SECTION 6.5. Merger Partner Reports; Financial Statements.
(a) Merger Partner has filed with or furnished to, as applicable, on a timely basis, all forms, statements, certifications, reports and documents required by it to be filed with or furnished to the SEC pursuant to the Exchange Act or the Securities Act since the Applicable Date (the forms, statements, certifications, reports and other documents filed or furnished to the SEC since the Applicable Date and those filed with or furnished to the SEC subsequent to the date hereof and prior to the Effective Time, including any amendments thereto, the "Merger Partner Reports"). Each of the Merger Partner Reports, at the time of its filing with or being furnished to the SEC, complied or, if not yet filed or furnished, will comply in all material respects with the applicable requirements of the Securities Act, the Exchange Act and the Sarbanes-Oxley Act applicable to the Merger Partner Reports. As of their respective dates (or, if amended prior to the date hereof, as of the date of such amendment), the Merger Partner Reports did not, and any Merger Partner Reports filed with or furnished to the SEC subsequent to the date hereof will not, contain any untrue statement of a material fact or omit to state a material fact required to be stated therein or necessary to make the statements made therein, in light of the circumstances in which they were made, not misleading. Since the Applicable Date, neither Merger Partner nor any of its Subsidiaries has consummated any unregistered offering of securities that by the terms of such offering requires subsequent registration under the Securities Act. None of the Subsidiaries of Merger Partner are subject to the reporting requirements of Section 13(a) or 15(d) of the Exchange Act.
(b) Merger Partner is in compliance in all material respects with the applicable listing and corporate governance rules and regulations of the NYSE. Except as permitted by the Exchange Act, including Sections 13(k)(2) and (3), or the rules of the SEC, since the enactment of the Sarbanes-Oxley Act, neither Merger Partner nor any of its Affiliates has made, arranged or modified (in any material respect) any extensions of credit in the form of a personal loan to any executive officer or director of Merger Partner.

WRITTEN REQUEST => Update the section on Merger Partner reports by giving it again starting at "(b) Merger Partner" and ending at "of Merger Partner.", with "NYSE" changed to "Nasdaq". The data after this point is separate material, unrelated to the text.

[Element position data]
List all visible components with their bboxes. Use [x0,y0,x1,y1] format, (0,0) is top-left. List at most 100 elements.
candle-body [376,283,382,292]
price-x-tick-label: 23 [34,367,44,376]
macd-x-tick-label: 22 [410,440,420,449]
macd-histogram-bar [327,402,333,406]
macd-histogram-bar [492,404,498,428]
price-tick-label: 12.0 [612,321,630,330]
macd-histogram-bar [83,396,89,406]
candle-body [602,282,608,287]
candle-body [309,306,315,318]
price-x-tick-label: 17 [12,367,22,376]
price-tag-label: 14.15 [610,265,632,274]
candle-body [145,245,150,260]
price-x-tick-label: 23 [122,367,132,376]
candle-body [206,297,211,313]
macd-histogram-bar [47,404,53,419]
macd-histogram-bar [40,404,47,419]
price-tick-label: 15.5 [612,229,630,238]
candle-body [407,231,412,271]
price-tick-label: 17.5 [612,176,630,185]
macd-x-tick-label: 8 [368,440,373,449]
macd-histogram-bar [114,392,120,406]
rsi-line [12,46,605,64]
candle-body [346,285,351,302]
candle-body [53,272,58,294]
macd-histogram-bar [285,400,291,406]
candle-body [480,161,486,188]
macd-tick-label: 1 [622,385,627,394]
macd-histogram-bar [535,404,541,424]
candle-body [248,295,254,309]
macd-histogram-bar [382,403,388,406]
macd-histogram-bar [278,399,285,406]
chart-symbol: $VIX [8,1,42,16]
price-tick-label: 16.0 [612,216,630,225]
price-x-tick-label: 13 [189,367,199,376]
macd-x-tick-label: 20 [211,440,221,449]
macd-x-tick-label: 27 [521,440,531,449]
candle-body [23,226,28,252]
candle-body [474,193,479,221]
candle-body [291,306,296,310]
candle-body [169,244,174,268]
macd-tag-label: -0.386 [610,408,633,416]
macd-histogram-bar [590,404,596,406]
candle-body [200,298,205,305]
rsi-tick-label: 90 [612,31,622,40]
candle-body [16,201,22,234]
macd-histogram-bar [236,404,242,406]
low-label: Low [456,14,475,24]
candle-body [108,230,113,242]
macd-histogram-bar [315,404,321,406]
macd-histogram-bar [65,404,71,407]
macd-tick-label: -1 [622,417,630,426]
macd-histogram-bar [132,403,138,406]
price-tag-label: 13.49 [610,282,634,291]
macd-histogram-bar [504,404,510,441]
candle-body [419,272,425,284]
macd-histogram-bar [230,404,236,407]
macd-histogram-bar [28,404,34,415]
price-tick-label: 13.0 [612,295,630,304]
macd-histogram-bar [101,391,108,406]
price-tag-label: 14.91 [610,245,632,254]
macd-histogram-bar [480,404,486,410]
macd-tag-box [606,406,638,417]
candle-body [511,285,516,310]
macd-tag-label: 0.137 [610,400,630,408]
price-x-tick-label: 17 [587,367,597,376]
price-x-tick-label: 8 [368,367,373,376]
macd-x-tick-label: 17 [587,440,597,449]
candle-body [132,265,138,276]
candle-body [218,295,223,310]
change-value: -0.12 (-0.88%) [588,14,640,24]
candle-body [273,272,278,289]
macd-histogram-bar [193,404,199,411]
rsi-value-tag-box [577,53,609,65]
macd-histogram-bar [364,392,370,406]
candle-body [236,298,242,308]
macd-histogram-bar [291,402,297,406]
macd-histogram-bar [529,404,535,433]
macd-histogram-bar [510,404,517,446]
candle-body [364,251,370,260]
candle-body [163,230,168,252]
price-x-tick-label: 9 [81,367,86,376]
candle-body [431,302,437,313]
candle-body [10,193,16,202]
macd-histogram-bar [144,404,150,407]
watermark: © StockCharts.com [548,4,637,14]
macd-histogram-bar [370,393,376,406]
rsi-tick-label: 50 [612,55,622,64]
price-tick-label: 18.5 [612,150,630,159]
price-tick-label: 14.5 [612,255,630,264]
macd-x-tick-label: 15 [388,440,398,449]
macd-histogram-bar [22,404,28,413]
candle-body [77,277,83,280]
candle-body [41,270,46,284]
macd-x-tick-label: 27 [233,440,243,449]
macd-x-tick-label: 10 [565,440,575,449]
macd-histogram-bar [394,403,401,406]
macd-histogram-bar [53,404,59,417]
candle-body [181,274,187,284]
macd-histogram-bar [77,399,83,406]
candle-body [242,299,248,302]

THE OUTPUT =>
(b) Merger Partner is in compliance in all material respects with the applicable listing and corporate governance rules and regulations of the Nasdaq. Except as permitted by the Exchange Act, including Sections 13(k)(2) and (3), or the rules of the SEC, since the enactment of the Sarbanes-Oxley Act, neither Merger Partner nor any of its Affiliates has made, arranged or modified (in any material respect) any extensions of credit in the form of a personal loan to any executive officer or director of Merger Partner.